»»
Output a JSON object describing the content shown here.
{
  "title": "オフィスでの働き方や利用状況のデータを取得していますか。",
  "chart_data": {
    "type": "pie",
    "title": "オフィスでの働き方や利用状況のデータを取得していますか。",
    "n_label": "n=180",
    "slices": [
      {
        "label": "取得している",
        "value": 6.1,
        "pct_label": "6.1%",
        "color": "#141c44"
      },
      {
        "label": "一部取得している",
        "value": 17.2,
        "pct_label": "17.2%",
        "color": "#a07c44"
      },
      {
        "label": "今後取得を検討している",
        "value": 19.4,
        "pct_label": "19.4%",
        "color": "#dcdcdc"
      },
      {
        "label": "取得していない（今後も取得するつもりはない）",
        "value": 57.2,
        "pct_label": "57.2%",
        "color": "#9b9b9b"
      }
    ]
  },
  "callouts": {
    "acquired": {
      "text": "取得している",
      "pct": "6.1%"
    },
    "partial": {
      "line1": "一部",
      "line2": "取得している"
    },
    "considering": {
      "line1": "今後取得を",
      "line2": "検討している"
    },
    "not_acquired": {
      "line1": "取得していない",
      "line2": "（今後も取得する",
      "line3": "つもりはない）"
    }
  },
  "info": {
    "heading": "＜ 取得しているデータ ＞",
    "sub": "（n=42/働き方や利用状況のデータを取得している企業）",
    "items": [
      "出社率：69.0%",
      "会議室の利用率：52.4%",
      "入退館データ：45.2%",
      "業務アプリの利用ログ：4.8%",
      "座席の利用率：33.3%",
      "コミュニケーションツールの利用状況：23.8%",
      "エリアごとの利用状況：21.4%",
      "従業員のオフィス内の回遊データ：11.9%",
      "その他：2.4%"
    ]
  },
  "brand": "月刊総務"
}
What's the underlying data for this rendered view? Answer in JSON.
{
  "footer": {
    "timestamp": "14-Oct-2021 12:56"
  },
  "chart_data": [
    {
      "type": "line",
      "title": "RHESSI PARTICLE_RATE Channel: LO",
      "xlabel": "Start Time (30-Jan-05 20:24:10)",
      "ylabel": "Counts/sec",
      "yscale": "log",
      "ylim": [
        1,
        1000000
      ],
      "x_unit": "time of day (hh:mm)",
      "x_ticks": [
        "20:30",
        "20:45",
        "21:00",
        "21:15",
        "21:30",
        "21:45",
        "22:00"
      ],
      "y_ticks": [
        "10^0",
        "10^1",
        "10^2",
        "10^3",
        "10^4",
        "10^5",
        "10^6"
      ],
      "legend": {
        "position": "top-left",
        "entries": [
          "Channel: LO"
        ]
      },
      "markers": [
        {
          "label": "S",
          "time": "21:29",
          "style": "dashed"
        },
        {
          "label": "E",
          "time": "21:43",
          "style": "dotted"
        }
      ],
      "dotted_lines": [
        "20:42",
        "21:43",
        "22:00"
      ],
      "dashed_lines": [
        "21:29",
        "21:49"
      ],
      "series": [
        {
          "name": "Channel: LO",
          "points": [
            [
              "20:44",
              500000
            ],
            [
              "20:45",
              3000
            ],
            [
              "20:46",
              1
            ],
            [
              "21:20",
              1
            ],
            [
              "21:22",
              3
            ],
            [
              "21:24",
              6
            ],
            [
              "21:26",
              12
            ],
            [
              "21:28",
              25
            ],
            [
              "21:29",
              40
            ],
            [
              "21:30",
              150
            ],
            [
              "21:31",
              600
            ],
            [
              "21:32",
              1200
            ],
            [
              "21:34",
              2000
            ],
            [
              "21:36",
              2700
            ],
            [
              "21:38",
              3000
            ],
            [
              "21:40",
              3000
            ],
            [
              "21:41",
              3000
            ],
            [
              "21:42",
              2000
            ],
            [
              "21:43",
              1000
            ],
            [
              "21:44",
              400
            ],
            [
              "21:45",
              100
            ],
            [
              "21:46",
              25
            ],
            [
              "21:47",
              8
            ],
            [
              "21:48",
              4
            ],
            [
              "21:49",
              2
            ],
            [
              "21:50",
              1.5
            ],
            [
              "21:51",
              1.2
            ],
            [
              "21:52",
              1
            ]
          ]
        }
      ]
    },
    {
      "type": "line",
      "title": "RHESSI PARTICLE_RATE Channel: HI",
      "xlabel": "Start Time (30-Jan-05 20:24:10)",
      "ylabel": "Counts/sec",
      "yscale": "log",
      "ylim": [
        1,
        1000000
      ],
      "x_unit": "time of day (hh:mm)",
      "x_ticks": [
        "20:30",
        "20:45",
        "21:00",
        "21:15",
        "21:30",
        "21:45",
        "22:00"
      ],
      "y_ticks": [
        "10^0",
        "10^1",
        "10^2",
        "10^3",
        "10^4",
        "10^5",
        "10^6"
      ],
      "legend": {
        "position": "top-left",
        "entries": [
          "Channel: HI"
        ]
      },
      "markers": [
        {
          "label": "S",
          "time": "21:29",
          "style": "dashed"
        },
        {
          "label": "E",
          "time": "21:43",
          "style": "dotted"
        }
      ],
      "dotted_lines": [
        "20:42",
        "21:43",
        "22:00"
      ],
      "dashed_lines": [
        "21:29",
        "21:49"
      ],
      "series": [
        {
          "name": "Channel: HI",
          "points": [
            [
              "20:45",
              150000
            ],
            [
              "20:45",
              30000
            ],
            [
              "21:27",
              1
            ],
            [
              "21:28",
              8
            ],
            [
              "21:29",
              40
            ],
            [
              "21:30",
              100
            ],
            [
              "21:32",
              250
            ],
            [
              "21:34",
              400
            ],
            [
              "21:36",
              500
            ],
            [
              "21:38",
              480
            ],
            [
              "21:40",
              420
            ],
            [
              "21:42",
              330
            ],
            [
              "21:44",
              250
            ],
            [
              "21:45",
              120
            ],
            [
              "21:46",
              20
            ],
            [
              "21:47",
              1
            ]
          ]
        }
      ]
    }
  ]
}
««
### WHAT IS REQUIRED:
Transcribe the whole listing with nothing added or left out.

### ANSWER:
Output a JSON object describing the content shown here.
{
  "title": "オフィスでの働き方や利用状況のデータを取得していますか。",
  "chart_data": {
    "type": "pie",
    "title": "オフィスでの働き方や利用状況のデータを取得していますか。",
    "n_label": "n=180",
    "slices": [
      {
        "label": "取得している",
        "value": 6.1,
        "pct_label": "6.1%",
        "color": "#141c44"
      },
      {
        "label": "一部取得している",
        "value": 17.2,
        "pct_label": "17.2%",
        "color": "#a07c44"
      },
      {
        "label": "今後取得を検討している",
        "value": 19.4,
        "pct_label": "19.4%",
        "color": "#dcdcdc"
      },
      {
        "label": "取得していない（今後も取得するつもりはない）",
        "value": 57.2,
        "pct_label": "57.2%",
        "color": "#9b9b9b"
      }
    ]
  },
  "callouts": {
    "acquired": {
      "text": "取得している",
      "pct": "6.1%"
    },
    "partial": {
      "line1": "一部",
      "line2": "取得している"
    },
    "considering": {
      "line1": "今後取得を",
      "line2": "検討している"
    },
    "not_acquired": {
      "line1": "取得していない",
      "line2": "（今後も取得する",
      "line3": "つもりはない）"
    }
  },
  "info": {
    "heading": "＜ 取得しているデータ ＞",
    "sub": "（n=42/働き方や利用状況のデータを取得している企業）",
    "items": [
      "出社率：69.0%",
      "会議室の利用率：52.4%",
      "入退館データ：45.2%",
      "業務アプリの利用ログ：4.8%",
      "座席の利用率：33.3%",
      "コミュニケーションツールの利用状況：23.8%",
      "エリアごとの利用状況：21.4%",
      "従業員のオフィス内の回遊データ：11.9%",
      "その他：2.4%"
    ]
  },
  "brand": "月刊総務"
}
What's the underlying data for this rendered view? Answer in JSON.
{
  "footer": {
    "timestamp": "14-Oct-2021 12:56"
  },
  "chart_data": [
    {
      "type": "line",
      "title": "RHESSI PARTICLE_RATE Channel: LO",
      "xlabel": "Start Time (30-Jan-05 20:24:10)",
      "ylabel": "Counts/sec",
      "yscale": "log",
      "ylim": [
        1,
        1000000
      ],
      "x_unit": "time of day (hh:mm)",
      "x_ticks": [
        "20:30",
        "20:45",
        "21:00",
        "21:15",
        "21:30",
        "21:45",
        "22:00"
      ],
      "y_ticks": [
        "10^0",
        "10^1",
        "10^2",
        "10^3",
        "10^4",
        "10^5",
        "10^6"
      ],
      "legend": {
        "position": "top-left",
        "entries": [
          "Channel: LO"
        ]
      },
      "markers": [
        {
          "label": "S",
          "time": "21:29",
          "style": "dashed"
        },
        {
          "label": "E",
          "time": "21:43",
          "style": "dotted"
        }
      ],
      "dotted_lines": [
        "20:42",
        "21:43",
        "22:00"
      ],
      "dashed_lines": [
        "21:29",
        "21:49"
      ],
      "series": [
        {
          "name": "Channel: LO",
          "points": [
            [
              "20:44",
              500000
            ],
            [
              "20:45",
              3000
            ],
            [
              "20:46",
              1
            ],
            [
              "21:20",
              1
            ],
            [
              "21:22",
              3
            ],
            [
              "21:24",
              6
            ],
            [
              "21:26",
              12
            ],
            [
              "21:28",
              25
            ],
            [
              "21:29",
              40
            ],
            [
              "21:30",
              150
            ],
            [
              "21:31",
              600
            ],
            [
              "21:32",
              1200
            ],
            [
              "21:34",
              2000
            ],
            [
              "21:36",
              2700
            ],
            [
              "21:38",
              3000
            ],
            [
              "21:40",
              3000
            ],
            [
              "21:41",
              3000
            ],
            [
              "21:42",
              2000
            ],
            [
              "21:43",
              1000
            ],
            [
              "21:44",
              400
            ],
            [
              "21:45",
              100
            ],
            [
              "21:46",
              25
            ],
            [
              "21:47",
              8
            ],
            [
              "21:48",
              4
            ],
            [
              "21:49",
              2
            ],
            [
              "21:50",
              1.5
            ],
            [
              "21:51",
              1.2
            ],
            [
              "21:52",
              1
            ]
          ]
        }
      ]
    },
    {
      "type": "line",
      "title": "RHESSI PARTICLE_RATE Channel: HI",
      "xlabel": "Start Time (30-Jan-05 20:24:10)",
      "ylabel": "Counts/sec",
      "yscale": "log",
      "ylim": [
        1,
        1000000
      ],
      "x_unit": "time of day (hh:mm)",
      "x_ticks": [
        "20:30",
        "20:45",
        "21:00",
        "21:15",
        "21:30",
        "21:45",
        "22:00"
      ],
      "y_ticks": [
        "10^0",
        "10^1",
        "10^2",
        "10^3",
        "10^4",
        "10^5",
        "10^6"
      ],
      "legend": {
        "position": "top-left",
        "entries": [
          "Channel: HI"
        ]
      },
      "markers": [
        {
          "label": "S",
          "time": "21:29",
          "style": "dashed"
        },
        {
          "label": "E",
          "time": "21:43",
          "style": "dotted"
        }
      ],
      "dotted_lines": [
        "20:42",
        "21:43",
        "22:00"
      ],
      "dashed_lines": [
        "21:29",
        "21:49"
      ],
      "series": [
        {
          "name": "Channel: HI",
          "points": [
            [
              "20:45",
              150000
            ],
            [
              "20:45",
              30000
            ],
            [
              "21:27",
              1
            ],
            [
              "21:28",
              8
            ],
            [
              "21:29",
              40
            ],
            [
              "21:30",
              100
            ],
            [
              "21:32",
              250
            ],
            [
              "21:34",
              400
            ],
            [
              "21:36",
              500
            ],
            [
              "21:38",
              480
            ],
            [
              "21:40",
              420
            ],
            [
              "21:42",
              330
            ],
            [
              "21:44",
              250
            ],
            [
              "21:45",
              120
            ],
            [
              "21:46",
              20
            ],
            [
              "21:47",
              1
            ]
          ]
        }
      ]
    }
  ]
}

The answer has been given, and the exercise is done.